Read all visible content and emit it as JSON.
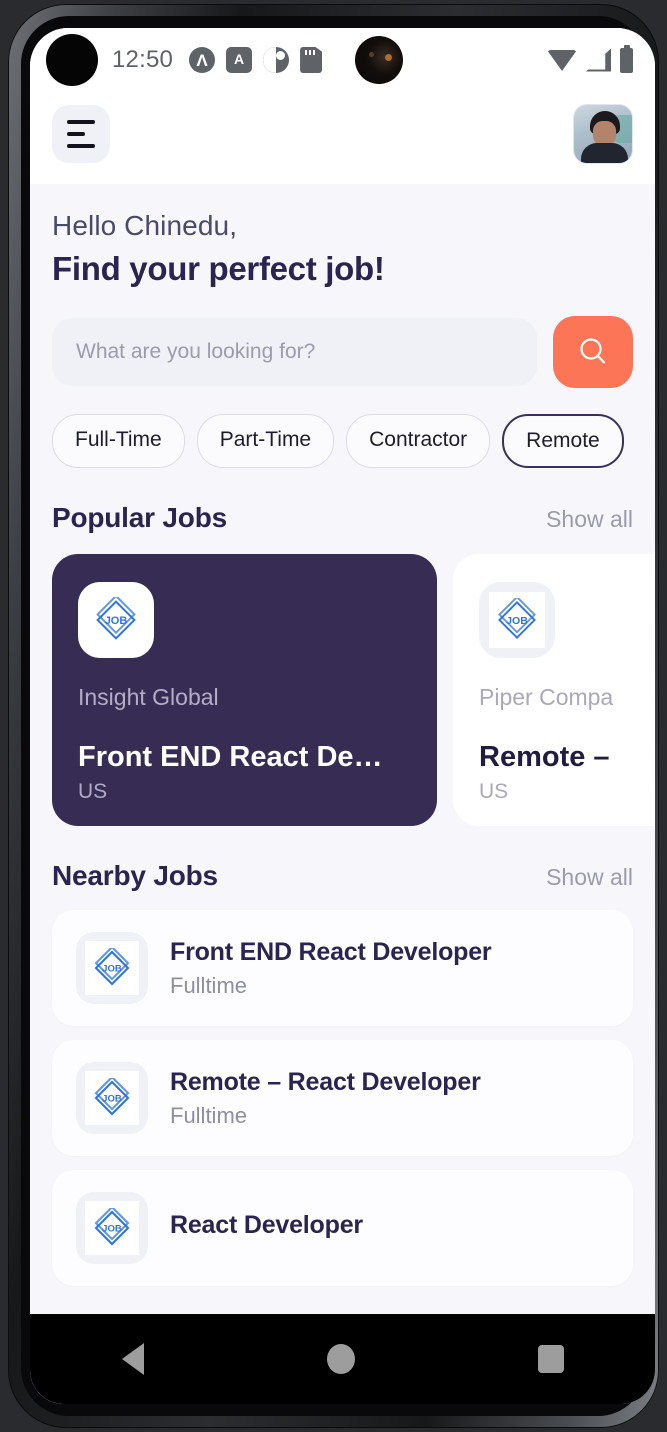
{
  "statusbar": {
    "time": "12:50",
    "icons": [
      "circle-a-icon",
      "a-badge-icon",
      "pie-circle-icon",
      "sd-card-icon",
      "camera-punch-hole-icon"
    ],
    "right_icons": [
      "wifi-icon",
      "cellular-signal-icon",
      "battery-icon"
    ]
  },
  "header": {
    "menu_icon": "hamburger-menu-icon",
    "avatar_alt": "user-avatar"
  },
  "greeting": {
    "hello": "Hello Chinedu,",
    "headline": "Find your perfect job!"
  },
  "search": {
    "placeholder": "What are you looking for?",
    "value": "",
    "button_icon": "search-icon",
    "button_color": "#fb7556"
  },
  "filters": [
    {
      "label": "Full-Time",
      "selected": false
    },
    {
      "label": "Part-Time",
      "selected": false
    },
    {
      "label": "Contractor",
      "selected": false
    },
    {
      "label": "Remote",
      "selected": true
    }
  ],
  "popular": {
    "title": "Popular Jobs",
    "show_all": "Show all",
    "cards": [
      {
        "company": "Insight Global",
        "title": "Front END React De…",
        "location": "US",
        "logo": "job-diamond-logo-icon",
        "theme": "dark"
      },
      {
        "company": "Piper Compa",
        "title": "Remote –",
        "location": "US",
        "logo": "job-diamond-logo-icon",
        "theme": "light"
      }
    ]
  },
  "nearby": {
    "title": "Nearby Jobs",
    "show_all": "Show all",
    "items": [
      {
        "title": "Front END React Developer",
        "type": "Fulltime",
        "logo": "job-diamond-logo-icon"
      },
      {
        "title": "Remote – React Developer",
        "type": "Fulltime",
        "logo": "job-diamond-logo-icon"
      },
      {
        "title": "React Developer",
        "type": "",
        "logo": "job-diamond-logo-icon"
      }
    ]
  },
  "android_nav": {
    "back": "back-button",
    "home": "home-button",
    "recents": "recents-button"
  },
  "colors": {
    "accent_orange": "#fb7556",
    "dark_card": "#372c54",
    "heading": "#2b2450",
    "logo_blue": "#2f74e0",
    "page_bg": "#f7f7fb"
  }
}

**Aim of the task:** Skip the images and write out the rest of the listing exactly.

**Written response:**
Read all visible content and emit it as JSON.
{
  "statusbar": {
    "time": "12:50",
    "icons": [
      "circle-a-icon",
      "a-badge-icon",
      "pie-circle-icon",
      "sd-card-icon",
      "camera-punch-hole-icon"
    ],
    "right_icons": [
      "wifi-icon",
      "cellular-signal-icon",
      "battery-icon"
    ]
  },
  "header": {
    "menu_icon": "hamburger-menu-icon",
    "avatar_alt": "user-avatar"
  },
  "greeting": {
    "hello": "Hello Chinedu,",
    "headline": "Find your perfect job!"
  },
  "search": {
    "placeholder": "What are you looking for?",
    "value": "",
    "button_icon": "search-icon",
    "button_color": "#fb7556"
  },
  "filters": [
    {
      "label": "Full-Time",
      "selected": false
    },
    {
      "label": "Part-Time",
      "selected": false
    },
    {
      "label": "Contractor",
      "selected": false
    },
    {
      "label": "Remote",
      "selected": true
    }
  ],
  "popular": {
    "title": "Popular Jobs",
    "show_all": "Show all",
    "cards": [
      {
        "company": "Insight Global",
        "title": "Front END React De…",
        "location": "US",
        "logo": "job-diamond-logo-icon",
        "theme": "dark"
      },
      {
        "company": "Piper Compa",
        "title": "Remote –",
        "location": "US",
        "logo": "job-diamond-logo-icon",
        "theme": "light"
      }
    ]
  },
  "nearby": {
    "title": "Nearby Jobs",
    "show_all": "Show all",
    "items": [
      {
        "title": "Front END React Developer",
        "type": "Fulltime",
        "logo": "job-diamond-logo-icon"
      },
      {
        "title": "Remote – React Developer",
        "type": "Fulltime",
        "logo": "job-diamond-logo-icon"
      },
      {
        "title": "React Developer",
        "type": "",
        "logo": "job-diamond-logo-icon"
      }
    ]
  },
  "android_nav": {
    "back": "back-button",
    "home": "home-button",
    "recents": "recents-button"
  },
  "colors": {
    "accent_orange": "#fb7556",
    "dark_card": "#372c54",
    "heading": "#2b2450",
    "logo_blue": "#2f74e0",
    "page_bg": "#f7f7fb"
  }
}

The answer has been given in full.